Write out the material verbatim, starting at the line that contains "bottom-x-tick-label: 30S bbox=[363, 660, 386, 674]" and ending after the line that contains "bottom-y-axis-label: 2−meter Temp". Include both of those lines.

• DATASET RECORDS
Start
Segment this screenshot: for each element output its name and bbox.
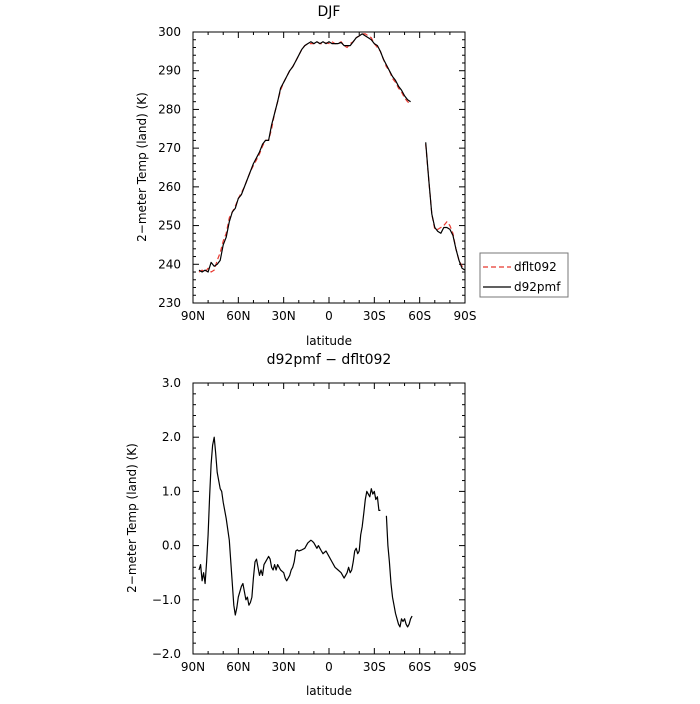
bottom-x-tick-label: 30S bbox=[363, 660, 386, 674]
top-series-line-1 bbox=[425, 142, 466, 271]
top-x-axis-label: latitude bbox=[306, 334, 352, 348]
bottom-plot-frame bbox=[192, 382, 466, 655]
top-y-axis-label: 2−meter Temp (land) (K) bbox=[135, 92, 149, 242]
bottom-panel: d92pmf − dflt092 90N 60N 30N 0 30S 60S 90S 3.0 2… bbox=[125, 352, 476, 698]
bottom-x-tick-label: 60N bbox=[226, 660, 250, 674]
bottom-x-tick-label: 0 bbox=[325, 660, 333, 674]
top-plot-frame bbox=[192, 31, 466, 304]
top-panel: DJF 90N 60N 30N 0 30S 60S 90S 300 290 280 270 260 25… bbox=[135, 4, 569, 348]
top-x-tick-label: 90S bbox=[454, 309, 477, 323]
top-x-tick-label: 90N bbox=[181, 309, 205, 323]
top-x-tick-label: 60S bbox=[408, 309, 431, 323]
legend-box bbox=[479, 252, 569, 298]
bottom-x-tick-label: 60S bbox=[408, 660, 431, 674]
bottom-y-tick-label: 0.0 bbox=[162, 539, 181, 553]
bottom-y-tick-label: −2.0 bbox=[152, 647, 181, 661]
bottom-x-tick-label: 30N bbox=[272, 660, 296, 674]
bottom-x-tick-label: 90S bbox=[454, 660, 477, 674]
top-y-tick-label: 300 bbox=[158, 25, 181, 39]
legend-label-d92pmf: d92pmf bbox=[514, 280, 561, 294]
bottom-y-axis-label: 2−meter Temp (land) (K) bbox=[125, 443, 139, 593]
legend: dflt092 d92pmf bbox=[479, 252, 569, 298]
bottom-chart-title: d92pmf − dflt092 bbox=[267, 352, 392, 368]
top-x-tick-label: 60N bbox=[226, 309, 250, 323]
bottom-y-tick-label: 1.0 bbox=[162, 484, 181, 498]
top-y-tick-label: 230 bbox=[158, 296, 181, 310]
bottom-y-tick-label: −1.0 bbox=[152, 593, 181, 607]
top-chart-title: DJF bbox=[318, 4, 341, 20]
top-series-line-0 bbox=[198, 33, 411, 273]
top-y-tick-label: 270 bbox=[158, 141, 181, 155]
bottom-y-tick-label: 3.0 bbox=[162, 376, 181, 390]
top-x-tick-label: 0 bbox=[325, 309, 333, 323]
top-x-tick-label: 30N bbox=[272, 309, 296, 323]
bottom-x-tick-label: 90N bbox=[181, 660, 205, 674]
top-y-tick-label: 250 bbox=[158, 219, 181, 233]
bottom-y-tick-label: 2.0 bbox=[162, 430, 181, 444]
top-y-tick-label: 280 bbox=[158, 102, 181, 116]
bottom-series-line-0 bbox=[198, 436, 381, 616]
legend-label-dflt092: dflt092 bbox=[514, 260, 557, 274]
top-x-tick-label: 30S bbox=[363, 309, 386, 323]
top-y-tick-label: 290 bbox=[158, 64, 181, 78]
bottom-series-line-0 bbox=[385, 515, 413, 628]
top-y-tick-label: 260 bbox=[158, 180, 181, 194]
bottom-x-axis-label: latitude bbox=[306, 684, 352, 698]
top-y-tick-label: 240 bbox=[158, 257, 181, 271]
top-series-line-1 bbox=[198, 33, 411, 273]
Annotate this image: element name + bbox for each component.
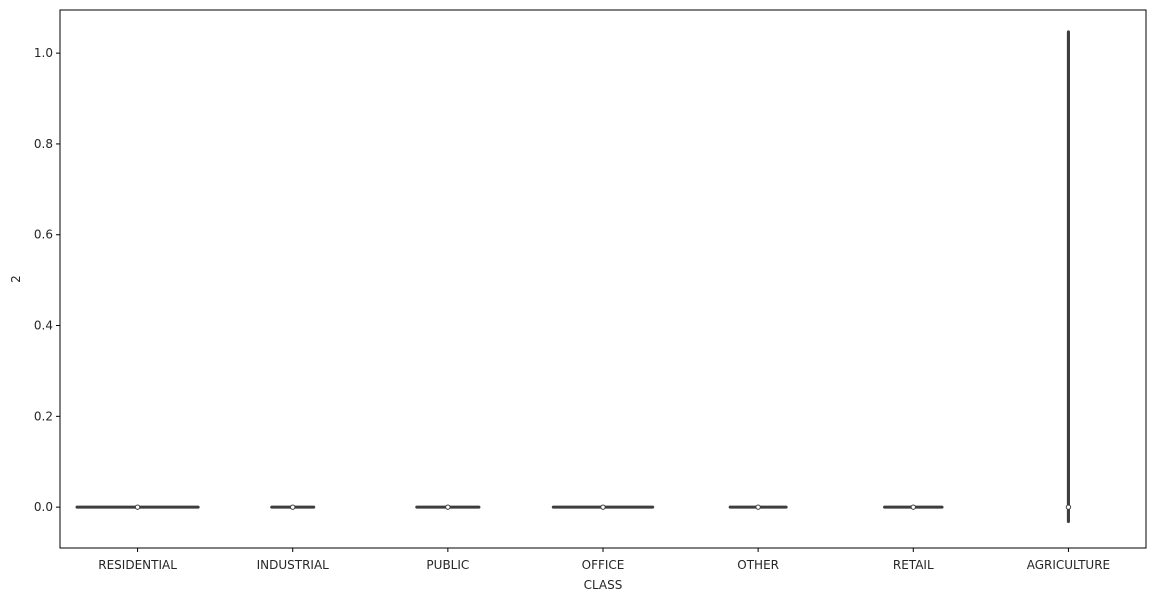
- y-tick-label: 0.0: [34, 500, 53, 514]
End
• SOLUTION FOR THIS PROBLEM
bottom-x-tick-label: 30S bbox=[363, 660, 386, 674]
top-series-line-1 bbox=[425, 142, 466, 271]
top-x-axis-label: latitude bbox=[306, 334, 352, 348]
bottom-plot-frame bbox=[192, 382, 466, 655]
top-y-axis-label: 2−meter Temp (land) (K) bbox=[135, 92, 149, 242]
bottom-panel: d92pmf − dflt092 90N 60N 30N 0 30S 60S 90S 3.0 2… bbox=[125, 352, 476, 698]
bottom-x-tick-label: 60N bbox=[226, 660, 250, 674]
bottom-x-tick-label: 0 bbox=[325, 660, 333, 674]
top-plot-frame bbox=[192, 31, 466, 304]
top-panel: DJF 90N 60N 30N 0 30S 60S 90S 300 290 280 270 260 25… bbox=[135, 4, 569, 348]
top-x-tick-label: 90S bbox=[454, 309, 477, 323]
top-x-tick-label: 90N bbox=[181, 309, 205, 323]
top-x-tick-label: 60S bbox=[408, 309, 431, 323]
legend-box bbox=[479, 252, 569, 298]
bottom-x-tick-label: 60S bbox=[408, 660, 431, 674]
bottom-y-tick-label: 0.0 bbox=[162, 539, 181, 553]
bottom-y-tick-label: −2.0 bbox=[152, 647, 181, 661]
bottom-x-tick-label: 30N bbox=[272, 660, 296, 674]
bottom-x-tick-label: 90S bbox=[454, 660, 477, 674]
top-y-tick-label: 300 bbox=[158, 25, 181, 39]
legend-label-d92pmf: d92pmf bbox=[514, 280, 561, 294]
bottom-y-axis-label: 2−meter Temp (land) (K) bbox=[125, 443, 139, 593]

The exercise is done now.